* **INPUT MATERIAL**

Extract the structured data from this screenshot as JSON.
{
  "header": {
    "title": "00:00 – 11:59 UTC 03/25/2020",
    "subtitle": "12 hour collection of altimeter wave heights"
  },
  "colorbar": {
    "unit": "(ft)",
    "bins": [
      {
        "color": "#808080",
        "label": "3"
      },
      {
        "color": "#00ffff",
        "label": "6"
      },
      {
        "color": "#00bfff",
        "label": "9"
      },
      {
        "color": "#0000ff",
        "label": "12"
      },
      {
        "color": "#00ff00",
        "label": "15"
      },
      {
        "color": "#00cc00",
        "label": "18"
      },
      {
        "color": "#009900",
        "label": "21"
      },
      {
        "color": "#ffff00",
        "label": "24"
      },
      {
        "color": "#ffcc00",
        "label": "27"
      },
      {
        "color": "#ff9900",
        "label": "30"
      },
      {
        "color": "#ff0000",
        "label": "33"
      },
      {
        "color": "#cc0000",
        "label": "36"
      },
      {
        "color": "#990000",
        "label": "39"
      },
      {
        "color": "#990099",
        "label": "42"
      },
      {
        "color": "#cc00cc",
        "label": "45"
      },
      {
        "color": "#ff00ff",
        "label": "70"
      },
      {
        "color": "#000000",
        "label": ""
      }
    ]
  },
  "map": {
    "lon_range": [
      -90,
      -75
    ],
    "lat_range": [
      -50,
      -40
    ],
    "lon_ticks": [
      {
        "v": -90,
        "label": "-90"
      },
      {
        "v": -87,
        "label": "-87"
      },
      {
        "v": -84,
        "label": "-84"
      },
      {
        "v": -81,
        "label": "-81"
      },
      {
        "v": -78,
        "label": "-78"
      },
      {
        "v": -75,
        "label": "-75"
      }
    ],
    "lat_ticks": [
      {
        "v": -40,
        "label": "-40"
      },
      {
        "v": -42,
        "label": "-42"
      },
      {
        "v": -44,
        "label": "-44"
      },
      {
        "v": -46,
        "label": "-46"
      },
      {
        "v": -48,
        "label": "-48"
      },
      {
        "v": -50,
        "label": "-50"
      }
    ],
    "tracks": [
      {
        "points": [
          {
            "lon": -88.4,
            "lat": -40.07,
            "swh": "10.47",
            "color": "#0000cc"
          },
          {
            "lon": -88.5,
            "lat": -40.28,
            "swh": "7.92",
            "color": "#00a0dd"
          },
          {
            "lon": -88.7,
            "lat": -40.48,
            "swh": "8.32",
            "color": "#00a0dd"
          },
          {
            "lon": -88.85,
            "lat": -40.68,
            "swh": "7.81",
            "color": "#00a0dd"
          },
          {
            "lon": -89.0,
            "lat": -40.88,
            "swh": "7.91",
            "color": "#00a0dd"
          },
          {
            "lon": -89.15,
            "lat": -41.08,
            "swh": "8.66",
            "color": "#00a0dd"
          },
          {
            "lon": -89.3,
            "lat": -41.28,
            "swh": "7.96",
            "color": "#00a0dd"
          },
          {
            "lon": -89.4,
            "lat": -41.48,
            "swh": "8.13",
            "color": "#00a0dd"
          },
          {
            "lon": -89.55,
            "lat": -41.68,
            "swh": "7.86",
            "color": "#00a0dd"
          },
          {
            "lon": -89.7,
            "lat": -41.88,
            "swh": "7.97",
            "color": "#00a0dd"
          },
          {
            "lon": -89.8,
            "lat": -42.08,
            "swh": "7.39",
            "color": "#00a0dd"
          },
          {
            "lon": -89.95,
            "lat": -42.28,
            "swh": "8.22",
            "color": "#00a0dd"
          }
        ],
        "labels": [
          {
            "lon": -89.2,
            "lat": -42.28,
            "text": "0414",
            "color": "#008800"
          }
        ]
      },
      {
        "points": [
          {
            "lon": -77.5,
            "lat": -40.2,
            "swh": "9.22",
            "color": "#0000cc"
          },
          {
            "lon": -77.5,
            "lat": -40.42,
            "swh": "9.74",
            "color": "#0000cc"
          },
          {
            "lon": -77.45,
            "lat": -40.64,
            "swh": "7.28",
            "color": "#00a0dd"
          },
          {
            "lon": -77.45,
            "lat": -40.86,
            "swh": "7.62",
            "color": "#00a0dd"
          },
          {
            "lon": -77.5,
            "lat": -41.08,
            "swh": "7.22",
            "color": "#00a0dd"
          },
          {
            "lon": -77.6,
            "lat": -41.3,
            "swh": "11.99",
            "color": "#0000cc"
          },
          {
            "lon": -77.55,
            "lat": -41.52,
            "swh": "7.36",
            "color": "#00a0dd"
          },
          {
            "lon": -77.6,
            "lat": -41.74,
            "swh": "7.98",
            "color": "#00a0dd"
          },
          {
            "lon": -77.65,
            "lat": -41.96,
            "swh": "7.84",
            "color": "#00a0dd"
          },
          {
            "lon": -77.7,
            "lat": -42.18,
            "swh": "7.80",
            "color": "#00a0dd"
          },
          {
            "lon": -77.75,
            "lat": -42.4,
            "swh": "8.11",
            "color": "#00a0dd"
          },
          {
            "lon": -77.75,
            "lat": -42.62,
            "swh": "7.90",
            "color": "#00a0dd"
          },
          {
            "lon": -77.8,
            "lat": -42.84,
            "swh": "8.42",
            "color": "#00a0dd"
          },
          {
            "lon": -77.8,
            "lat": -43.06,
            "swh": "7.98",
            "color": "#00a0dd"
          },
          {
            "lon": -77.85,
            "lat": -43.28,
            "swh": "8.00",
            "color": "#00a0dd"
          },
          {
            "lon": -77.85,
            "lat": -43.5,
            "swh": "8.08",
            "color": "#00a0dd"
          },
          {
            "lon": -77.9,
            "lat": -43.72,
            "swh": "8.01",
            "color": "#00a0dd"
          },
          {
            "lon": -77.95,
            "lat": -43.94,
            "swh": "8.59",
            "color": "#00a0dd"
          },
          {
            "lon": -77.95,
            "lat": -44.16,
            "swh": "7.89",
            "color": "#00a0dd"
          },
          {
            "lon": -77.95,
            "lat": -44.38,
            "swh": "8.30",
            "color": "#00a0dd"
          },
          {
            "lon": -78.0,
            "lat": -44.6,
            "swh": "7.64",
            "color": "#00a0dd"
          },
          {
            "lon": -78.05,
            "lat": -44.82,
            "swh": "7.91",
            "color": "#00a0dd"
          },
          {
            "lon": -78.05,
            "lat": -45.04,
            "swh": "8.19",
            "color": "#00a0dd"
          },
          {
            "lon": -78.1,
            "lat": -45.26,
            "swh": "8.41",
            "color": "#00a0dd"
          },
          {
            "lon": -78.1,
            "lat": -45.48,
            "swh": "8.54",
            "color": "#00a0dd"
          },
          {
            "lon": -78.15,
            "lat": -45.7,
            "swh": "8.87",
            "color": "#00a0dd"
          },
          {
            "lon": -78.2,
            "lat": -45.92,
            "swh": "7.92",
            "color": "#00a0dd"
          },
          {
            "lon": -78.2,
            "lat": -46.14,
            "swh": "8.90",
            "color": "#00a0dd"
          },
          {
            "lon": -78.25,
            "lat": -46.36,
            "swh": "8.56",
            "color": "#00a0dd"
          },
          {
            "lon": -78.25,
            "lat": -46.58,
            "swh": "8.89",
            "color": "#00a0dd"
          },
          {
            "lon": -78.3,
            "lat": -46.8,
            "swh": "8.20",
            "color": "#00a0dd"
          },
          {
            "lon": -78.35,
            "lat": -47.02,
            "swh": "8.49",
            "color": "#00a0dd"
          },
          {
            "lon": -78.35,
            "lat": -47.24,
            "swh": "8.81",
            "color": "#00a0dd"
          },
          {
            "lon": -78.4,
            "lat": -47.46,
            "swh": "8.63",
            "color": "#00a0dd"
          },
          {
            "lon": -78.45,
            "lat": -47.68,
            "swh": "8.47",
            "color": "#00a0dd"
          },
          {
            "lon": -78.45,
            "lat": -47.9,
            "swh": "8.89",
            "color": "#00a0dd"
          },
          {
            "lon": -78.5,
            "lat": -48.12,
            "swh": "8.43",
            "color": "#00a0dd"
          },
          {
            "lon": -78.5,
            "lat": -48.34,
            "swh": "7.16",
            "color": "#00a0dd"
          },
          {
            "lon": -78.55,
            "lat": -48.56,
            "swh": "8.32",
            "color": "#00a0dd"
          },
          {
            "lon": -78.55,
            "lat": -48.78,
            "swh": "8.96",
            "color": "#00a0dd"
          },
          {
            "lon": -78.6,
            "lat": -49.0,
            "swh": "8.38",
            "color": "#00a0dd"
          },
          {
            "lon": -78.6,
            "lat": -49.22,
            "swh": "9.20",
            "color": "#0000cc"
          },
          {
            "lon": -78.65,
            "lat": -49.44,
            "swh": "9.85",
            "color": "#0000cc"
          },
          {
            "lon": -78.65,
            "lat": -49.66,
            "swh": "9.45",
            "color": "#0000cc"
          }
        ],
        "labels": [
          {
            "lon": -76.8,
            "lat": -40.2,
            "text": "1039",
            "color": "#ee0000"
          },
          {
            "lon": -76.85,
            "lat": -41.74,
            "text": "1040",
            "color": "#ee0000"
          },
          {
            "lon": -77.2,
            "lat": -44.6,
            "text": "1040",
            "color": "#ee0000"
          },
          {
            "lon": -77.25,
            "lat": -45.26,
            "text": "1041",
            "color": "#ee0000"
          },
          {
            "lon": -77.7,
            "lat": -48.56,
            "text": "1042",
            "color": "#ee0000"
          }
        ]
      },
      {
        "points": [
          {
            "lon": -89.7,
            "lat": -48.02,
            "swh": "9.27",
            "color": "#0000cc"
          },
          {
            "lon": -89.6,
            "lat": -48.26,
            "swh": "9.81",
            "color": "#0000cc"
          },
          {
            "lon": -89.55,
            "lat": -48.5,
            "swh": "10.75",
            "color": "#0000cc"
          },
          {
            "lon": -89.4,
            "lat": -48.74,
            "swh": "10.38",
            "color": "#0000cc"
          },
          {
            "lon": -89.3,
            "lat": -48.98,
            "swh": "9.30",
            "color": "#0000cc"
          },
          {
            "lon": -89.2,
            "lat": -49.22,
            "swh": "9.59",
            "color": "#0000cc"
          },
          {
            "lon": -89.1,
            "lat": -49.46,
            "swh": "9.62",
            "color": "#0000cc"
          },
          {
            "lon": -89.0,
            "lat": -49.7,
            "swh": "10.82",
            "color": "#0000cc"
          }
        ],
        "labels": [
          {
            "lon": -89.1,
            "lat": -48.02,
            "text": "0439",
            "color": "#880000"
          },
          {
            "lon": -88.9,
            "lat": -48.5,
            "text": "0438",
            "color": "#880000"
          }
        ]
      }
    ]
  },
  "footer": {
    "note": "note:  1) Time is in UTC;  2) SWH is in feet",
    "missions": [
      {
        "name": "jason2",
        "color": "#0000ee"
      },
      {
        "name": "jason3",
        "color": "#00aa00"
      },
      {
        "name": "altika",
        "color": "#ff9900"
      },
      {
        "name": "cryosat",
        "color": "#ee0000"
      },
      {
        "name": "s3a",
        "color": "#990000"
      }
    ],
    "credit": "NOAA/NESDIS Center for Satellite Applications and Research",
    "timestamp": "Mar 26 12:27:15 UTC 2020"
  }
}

* **TO DO**
Where a line above contains the string "text", copy that line.

* **SOLUTION**
            "text": "0414",
            "text": "1039",
            "text": "1040",
            "text": "1040",
            "text": "1041",
            "text": "1042",
            "text": "0439",
            "text": "0438",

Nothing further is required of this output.